Aim of the task
Quote all of the entries word for word.

Collection entries
>> begin
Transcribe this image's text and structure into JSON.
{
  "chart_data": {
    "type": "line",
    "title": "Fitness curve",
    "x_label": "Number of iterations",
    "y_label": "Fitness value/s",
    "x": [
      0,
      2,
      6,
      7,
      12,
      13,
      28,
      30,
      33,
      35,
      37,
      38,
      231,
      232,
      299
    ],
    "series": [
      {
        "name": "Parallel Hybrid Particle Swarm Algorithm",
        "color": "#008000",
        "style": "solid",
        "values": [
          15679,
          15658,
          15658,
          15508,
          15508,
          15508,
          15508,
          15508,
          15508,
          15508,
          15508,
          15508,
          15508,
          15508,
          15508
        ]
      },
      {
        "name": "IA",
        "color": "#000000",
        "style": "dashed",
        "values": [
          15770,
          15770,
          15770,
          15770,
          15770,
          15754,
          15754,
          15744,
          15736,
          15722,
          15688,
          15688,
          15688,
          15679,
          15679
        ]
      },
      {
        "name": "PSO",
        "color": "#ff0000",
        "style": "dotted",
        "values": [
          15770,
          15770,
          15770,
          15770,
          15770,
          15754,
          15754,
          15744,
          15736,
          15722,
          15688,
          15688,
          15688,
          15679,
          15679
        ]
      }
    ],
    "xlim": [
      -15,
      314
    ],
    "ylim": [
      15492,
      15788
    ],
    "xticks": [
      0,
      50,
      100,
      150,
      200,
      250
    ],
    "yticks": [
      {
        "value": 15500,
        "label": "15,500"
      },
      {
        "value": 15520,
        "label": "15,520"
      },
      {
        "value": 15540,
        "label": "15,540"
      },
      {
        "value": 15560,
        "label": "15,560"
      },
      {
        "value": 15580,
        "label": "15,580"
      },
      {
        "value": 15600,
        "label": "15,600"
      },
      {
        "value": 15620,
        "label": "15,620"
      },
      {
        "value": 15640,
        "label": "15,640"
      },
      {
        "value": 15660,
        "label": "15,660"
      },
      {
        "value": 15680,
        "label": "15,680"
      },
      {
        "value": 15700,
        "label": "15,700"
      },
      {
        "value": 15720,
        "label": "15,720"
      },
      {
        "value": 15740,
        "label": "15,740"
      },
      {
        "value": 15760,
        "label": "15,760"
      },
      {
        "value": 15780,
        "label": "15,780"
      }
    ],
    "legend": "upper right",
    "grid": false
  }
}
>> end
Exercise solution
Transcribe this image's text and structure into JSON.
{
  "chart_data": {
    "type": "line",
    "title": "Fitness curve",
    "x_label": "Number of iterations",
    "y_label": "Fitness value/s",
    "x": [
      0,
      2,
      6,
      7,
      12,
      13,
      28,
      30,
      33,
      35,
      37,
      38,
      231,
      232,
      299
    ],
    "series": [
      {
        "name": "Parallel Hybrid Particle Swarm Algorithm",
        "color": "#008000",
        "style": "solid",
        "values": [
          15679,
          15658,
          15658,
          15508,
          15508,
          15508,
          15508,
          15508,
          15508,
          15508,
          15508,
          15508,
          15508,
          15508,
          15508
        ]
      },
      {
        "name": "IA",
        "color": "#000000",
        "style": "dashed",
        "values": [
          15770,
          15770,
          15770,
          15770,
          15770,
          15754,
          15754,
          15744,
          15736,
          15722,
          15688,
          15688,
          15688,
          15679,
          15679
        ]
      },
      {
        "name": "PSO",
        "color": "#ff0000",
        "style": "dotted",
        "values": [
          15770,
          15770,
          15770,
          15770,
          15770,
          15754,
          15754,
          15744,
          15736,
          15722,
          15688,
          15688,
          15688,
          15679,
          15679
        ]
      }
    ],
    "xlim": [
      -15,
      314
    ],
    "ylim": [
      15492,
      15788
    ],
    "xticks": [
      0,
      50,
      100,
      150,
      200,
      250
    ],
    "yticks": [
      {
        "value": 15500,
        "label": "15,500"
      },
      {
        "value": 15520,
        "label": "15,520"
      },
      {
        "value": 15540,
        "label": "15,540"
      },
      {
        "value": 15560,
        "label": "15,560"
      },
      {
        "value": 15580,
        "label": "15,580"
      },
      {
        "value": 15600,
        "label": "15,600"
      },
      {
        "value": 15620,
        "label": "15,620"
      },
      {
        "value": 15640,
        "label": "15,640"
      },
      {
        "value": 15660,
        "label": "15,660"
      },
      {
        "value": 15680,
        "label": "15,680"
      },
      {
        "value": 15700,
        "label": "15,700"
      },
      {
        "value": 15720,
        "label": "15,720"
      },
      {
        "value": 15740,
        "label": "15,740"
      },
      {
        "value": 15760,
        "label": "15,760"
      },
      {
        "value": 15780,
        "label": "15,780"
      }
    ],
    "legend": "upper right",
    "grid": false
  }
}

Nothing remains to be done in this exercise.